→ Task prompt: Copy out each line featuring the string "ديوان" from the entries beneath.

→ Data listing:
►
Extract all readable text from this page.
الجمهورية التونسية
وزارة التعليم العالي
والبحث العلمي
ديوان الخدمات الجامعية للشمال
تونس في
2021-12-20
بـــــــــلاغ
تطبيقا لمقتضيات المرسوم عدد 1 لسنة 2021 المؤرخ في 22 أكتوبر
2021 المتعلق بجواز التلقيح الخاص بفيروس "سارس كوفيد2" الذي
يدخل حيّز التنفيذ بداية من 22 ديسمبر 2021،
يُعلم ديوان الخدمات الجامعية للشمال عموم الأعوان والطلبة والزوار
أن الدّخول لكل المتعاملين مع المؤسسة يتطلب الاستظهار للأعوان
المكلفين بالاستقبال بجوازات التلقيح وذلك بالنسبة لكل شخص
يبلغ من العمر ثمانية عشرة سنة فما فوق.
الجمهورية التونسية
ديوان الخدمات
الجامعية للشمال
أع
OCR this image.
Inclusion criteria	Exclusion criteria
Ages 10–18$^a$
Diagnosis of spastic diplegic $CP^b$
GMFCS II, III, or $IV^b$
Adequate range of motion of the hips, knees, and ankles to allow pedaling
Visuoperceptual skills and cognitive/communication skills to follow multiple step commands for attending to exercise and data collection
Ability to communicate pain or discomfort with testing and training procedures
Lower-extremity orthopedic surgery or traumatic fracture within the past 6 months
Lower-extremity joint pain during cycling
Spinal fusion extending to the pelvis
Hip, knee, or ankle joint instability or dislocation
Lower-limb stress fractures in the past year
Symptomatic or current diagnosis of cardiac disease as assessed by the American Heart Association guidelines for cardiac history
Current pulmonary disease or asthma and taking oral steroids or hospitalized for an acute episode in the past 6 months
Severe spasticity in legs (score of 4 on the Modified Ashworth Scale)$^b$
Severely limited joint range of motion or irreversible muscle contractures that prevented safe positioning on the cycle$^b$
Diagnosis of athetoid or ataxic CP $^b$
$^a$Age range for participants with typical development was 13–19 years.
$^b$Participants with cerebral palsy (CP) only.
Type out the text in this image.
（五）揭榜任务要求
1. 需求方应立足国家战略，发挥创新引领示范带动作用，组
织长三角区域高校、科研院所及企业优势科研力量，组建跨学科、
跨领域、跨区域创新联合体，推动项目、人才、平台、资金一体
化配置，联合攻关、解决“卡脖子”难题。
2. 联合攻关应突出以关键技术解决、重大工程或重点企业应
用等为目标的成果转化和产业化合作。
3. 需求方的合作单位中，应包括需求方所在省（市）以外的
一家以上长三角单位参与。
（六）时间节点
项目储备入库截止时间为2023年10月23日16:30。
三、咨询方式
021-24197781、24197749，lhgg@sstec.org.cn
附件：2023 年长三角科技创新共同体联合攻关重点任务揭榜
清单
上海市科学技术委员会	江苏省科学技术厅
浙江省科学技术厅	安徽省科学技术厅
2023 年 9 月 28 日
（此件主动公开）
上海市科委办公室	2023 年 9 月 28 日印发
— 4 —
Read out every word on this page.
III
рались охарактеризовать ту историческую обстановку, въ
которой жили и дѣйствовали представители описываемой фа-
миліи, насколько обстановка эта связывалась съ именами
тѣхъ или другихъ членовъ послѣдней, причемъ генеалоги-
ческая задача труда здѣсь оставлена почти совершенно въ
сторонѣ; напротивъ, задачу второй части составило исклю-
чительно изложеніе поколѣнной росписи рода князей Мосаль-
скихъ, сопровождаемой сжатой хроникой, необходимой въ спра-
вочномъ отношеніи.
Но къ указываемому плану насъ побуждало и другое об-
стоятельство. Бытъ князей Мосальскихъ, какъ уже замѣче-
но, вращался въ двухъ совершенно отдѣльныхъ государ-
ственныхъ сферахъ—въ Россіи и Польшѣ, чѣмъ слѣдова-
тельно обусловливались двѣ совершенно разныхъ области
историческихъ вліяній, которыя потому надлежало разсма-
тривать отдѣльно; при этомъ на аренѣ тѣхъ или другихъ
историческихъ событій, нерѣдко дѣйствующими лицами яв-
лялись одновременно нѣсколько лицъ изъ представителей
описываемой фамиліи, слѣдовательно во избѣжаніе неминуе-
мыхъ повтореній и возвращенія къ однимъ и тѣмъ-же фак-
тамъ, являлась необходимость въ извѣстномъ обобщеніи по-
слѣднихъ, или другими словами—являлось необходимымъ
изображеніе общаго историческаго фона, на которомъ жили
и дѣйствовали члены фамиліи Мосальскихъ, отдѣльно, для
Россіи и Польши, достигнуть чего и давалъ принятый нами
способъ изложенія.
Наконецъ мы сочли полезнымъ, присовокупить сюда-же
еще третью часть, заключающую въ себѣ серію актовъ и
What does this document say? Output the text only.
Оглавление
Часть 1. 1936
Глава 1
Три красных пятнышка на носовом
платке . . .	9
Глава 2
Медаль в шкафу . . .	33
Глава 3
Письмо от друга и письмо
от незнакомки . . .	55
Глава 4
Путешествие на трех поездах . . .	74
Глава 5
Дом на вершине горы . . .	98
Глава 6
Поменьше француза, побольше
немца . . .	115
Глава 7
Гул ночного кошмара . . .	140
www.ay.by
◄
→ Full answer:
ديوان الخدمات الجامعية للشمال
يُعلم ديوان الخدمات الجامعية للشمال عموم الأعوان والطلبة والزوار
ديوان الخدمات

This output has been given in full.